* Problem to solve *
Search the data for the string "Brierre" and gather each line it is in.

* Records for processing *

start

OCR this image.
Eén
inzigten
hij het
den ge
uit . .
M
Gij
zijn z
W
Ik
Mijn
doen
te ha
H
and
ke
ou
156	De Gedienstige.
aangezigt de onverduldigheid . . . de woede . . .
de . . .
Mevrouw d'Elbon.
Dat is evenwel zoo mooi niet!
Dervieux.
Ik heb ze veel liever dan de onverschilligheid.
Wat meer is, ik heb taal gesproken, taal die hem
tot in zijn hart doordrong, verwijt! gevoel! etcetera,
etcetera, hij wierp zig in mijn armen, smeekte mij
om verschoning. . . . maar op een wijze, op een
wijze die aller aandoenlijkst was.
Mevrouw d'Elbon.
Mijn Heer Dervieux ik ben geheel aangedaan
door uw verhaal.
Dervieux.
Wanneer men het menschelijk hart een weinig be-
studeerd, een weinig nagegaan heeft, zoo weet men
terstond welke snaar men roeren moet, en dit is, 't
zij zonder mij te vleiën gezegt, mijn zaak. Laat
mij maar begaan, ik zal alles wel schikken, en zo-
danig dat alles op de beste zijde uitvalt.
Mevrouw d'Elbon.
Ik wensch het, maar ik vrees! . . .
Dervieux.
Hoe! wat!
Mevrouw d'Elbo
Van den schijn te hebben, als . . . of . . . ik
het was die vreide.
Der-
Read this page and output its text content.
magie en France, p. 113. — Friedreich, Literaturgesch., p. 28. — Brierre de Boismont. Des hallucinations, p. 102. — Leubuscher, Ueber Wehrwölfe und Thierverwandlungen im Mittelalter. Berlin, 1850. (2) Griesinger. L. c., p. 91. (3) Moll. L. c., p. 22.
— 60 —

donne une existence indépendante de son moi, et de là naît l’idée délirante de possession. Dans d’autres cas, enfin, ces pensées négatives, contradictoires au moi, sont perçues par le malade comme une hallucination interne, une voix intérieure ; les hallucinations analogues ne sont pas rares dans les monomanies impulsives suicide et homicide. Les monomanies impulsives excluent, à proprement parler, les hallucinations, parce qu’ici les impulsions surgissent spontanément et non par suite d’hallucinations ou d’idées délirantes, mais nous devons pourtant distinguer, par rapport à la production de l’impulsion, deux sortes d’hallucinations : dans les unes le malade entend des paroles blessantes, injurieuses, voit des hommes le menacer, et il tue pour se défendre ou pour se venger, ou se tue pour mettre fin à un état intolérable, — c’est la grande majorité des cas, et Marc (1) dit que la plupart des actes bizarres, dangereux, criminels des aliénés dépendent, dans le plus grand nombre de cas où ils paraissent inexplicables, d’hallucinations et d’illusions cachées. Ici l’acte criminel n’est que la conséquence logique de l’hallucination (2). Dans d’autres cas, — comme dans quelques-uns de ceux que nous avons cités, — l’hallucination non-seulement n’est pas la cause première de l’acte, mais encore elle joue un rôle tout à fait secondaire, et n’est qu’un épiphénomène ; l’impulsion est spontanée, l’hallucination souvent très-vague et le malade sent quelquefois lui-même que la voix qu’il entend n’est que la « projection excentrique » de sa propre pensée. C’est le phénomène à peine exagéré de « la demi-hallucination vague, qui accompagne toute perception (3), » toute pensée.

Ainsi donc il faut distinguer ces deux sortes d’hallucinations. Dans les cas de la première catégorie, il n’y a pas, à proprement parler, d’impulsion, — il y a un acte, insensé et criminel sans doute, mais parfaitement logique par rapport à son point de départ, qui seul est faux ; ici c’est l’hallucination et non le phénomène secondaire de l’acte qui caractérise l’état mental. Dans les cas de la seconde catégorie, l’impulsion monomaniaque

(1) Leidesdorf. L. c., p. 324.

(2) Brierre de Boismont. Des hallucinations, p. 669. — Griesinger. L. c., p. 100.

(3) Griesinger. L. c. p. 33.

end

* Finished exercise *
magie en France, p. 113. — Friedreich, Literaturgesch., p. 28. — Brierre de Boismont. Des hallucinations, p. 102. — Leubuscher, Ueber Wehrwölfe und Thierverwandlungen im Mittelalter. Berlin, 1850. (2) Griesinger. L. c., p. 91. (3) Moll. L. c., p. 22.
(2) Brierre de Boismont. Des hallucinations, p. 669. — Griesinger. L. c., p. 100.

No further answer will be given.